■ What is asked ■
Locate every line below that contains the word "Review" and copy it.

[Data records]
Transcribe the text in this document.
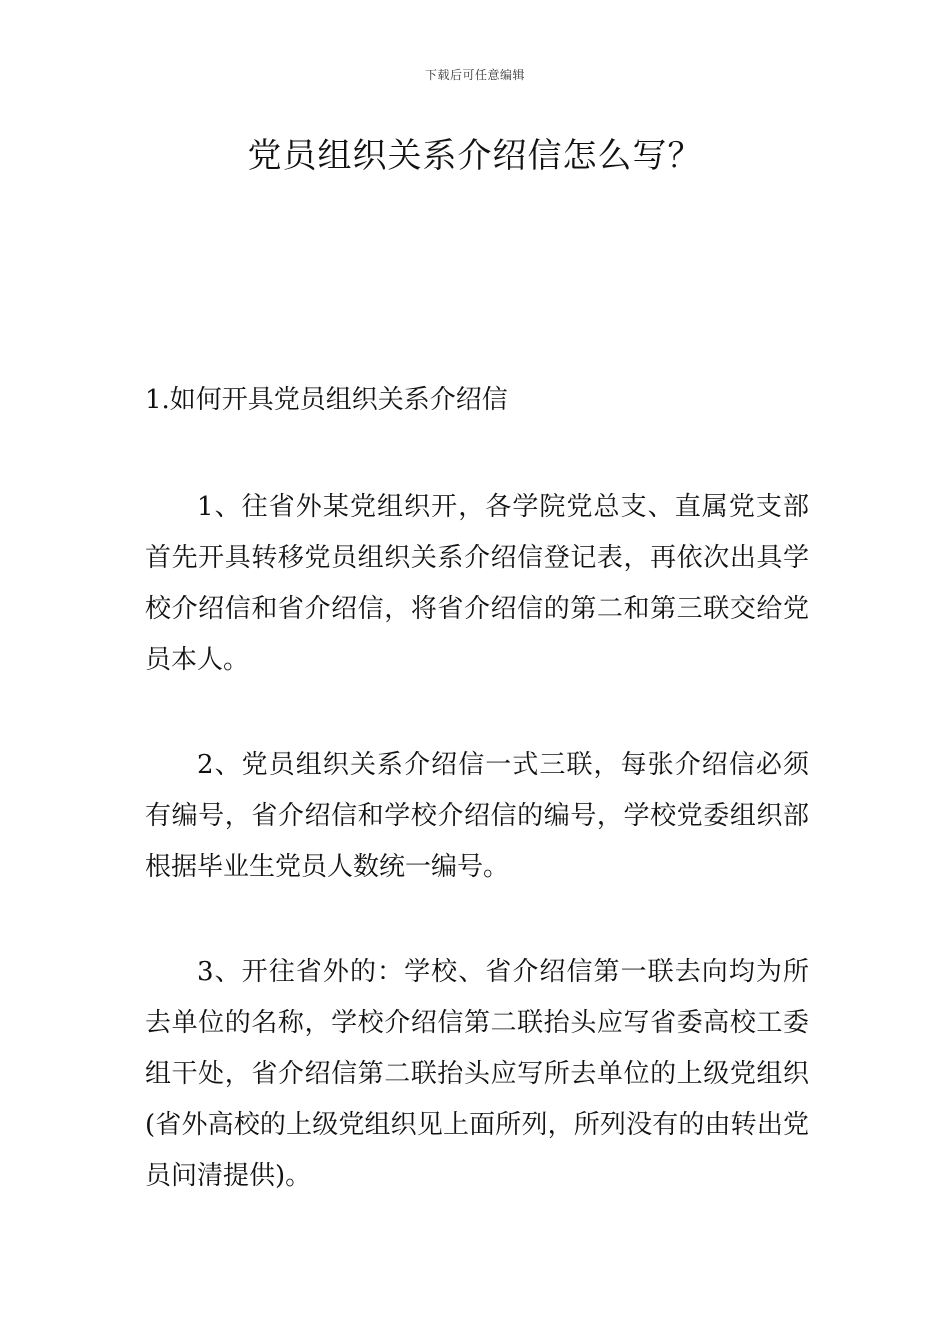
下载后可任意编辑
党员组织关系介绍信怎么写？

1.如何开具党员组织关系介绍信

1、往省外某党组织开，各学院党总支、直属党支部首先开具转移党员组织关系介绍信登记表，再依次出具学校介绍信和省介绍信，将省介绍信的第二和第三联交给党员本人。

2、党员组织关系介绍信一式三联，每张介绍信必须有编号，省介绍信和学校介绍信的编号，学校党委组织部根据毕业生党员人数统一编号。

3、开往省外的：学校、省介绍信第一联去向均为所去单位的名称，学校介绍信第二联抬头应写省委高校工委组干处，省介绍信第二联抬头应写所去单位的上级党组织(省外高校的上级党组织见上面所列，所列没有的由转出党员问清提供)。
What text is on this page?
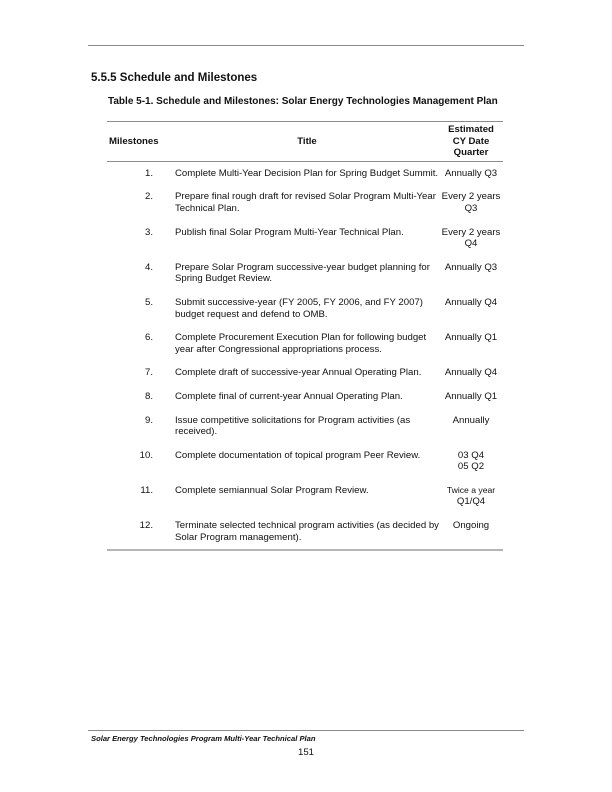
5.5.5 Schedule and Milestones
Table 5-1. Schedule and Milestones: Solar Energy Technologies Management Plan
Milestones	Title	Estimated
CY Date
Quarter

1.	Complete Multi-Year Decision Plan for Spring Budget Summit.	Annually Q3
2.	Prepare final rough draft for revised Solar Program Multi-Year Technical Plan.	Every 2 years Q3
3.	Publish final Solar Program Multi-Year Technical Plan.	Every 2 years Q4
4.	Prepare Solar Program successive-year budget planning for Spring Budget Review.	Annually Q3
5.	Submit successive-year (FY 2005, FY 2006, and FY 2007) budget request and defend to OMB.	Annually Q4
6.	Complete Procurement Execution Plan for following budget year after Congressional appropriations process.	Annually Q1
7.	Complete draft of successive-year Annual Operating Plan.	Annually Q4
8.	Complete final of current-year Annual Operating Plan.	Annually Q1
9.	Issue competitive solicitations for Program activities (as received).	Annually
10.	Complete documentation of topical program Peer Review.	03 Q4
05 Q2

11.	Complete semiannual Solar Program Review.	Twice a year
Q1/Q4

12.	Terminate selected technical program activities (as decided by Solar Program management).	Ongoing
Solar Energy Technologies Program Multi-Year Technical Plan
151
...
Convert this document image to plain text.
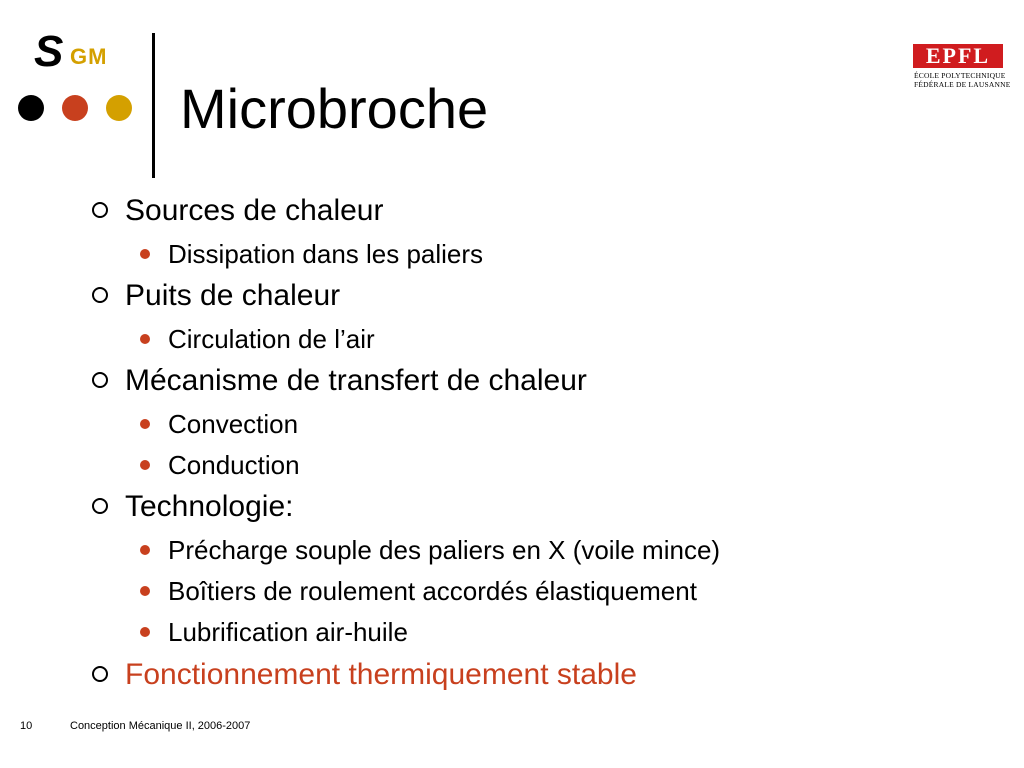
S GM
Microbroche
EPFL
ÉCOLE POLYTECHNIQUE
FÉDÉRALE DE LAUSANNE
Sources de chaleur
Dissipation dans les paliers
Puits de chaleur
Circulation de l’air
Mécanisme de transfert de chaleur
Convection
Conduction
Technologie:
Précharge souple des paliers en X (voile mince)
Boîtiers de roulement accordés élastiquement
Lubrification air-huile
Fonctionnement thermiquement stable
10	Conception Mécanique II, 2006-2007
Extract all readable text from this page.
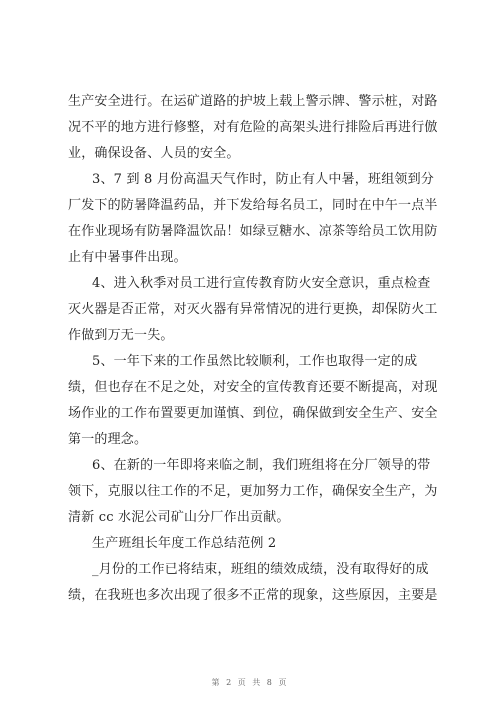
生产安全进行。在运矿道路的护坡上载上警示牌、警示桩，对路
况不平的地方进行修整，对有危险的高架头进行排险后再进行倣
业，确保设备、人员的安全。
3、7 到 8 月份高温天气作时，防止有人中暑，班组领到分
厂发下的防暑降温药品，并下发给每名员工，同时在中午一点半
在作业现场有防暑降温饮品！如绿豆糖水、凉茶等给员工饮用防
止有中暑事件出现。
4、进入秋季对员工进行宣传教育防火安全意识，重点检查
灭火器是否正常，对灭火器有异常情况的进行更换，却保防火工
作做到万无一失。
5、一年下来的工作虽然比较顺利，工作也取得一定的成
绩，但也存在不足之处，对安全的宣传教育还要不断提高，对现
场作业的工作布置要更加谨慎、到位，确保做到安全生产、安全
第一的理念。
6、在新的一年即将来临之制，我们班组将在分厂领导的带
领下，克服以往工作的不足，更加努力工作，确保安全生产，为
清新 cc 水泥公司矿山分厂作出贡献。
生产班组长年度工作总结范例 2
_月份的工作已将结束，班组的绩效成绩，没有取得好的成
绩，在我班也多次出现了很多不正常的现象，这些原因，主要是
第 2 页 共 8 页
---
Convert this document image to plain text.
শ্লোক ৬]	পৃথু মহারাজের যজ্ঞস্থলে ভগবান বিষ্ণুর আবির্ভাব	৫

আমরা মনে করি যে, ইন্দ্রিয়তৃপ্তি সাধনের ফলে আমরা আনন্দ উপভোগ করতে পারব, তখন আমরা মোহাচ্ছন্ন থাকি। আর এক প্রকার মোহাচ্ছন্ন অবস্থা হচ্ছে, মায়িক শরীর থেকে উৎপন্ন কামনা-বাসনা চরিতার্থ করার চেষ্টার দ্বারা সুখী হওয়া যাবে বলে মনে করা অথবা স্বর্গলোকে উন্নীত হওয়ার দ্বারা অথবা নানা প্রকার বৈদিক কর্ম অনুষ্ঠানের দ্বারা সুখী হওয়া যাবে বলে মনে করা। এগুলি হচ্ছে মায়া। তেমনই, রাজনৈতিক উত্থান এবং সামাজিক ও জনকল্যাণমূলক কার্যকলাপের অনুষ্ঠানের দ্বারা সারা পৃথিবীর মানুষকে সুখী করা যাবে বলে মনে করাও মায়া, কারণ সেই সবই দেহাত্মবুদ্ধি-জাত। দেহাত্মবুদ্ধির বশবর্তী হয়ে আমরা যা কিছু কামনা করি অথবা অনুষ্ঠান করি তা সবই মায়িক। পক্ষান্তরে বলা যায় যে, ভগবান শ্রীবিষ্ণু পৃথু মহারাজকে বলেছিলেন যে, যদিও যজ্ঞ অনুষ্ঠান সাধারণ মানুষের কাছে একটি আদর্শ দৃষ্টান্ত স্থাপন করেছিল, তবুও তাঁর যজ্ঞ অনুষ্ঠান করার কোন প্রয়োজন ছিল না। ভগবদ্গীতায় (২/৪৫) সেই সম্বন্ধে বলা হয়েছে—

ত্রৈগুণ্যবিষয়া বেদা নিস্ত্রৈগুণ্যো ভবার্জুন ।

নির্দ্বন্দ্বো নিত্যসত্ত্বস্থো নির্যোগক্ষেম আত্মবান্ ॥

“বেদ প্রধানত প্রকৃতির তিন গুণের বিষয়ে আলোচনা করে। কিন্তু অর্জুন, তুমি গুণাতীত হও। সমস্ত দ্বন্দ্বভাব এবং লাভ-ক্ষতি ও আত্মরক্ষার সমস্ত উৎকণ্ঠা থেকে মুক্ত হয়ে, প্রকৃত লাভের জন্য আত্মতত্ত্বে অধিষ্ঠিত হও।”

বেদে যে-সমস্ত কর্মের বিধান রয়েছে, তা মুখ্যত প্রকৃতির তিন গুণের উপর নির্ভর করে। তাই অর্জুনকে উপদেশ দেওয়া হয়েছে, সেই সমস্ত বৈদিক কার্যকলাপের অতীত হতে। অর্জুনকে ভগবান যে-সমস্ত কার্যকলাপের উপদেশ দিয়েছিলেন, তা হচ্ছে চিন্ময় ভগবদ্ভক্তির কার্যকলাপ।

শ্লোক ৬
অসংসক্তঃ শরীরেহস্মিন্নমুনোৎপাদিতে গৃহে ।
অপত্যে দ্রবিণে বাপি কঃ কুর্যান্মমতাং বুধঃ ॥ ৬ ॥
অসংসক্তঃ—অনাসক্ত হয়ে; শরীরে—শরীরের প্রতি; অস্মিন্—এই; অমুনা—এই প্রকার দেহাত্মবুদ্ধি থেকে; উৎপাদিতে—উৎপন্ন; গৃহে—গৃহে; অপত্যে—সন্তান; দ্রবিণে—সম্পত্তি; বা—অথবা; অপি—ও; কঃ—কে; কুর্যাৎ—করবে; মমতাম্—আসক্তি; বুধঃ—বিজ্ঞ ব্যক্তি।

■ Completed task ■
4.	Prepare Solar Program successive-year budget planning for Spring Budget Review.	Annually Q3
10.	Complete documentation of topical program Peer Review.	03 Q4
11.	Complete semiannual Solar Program Review.	Twice a year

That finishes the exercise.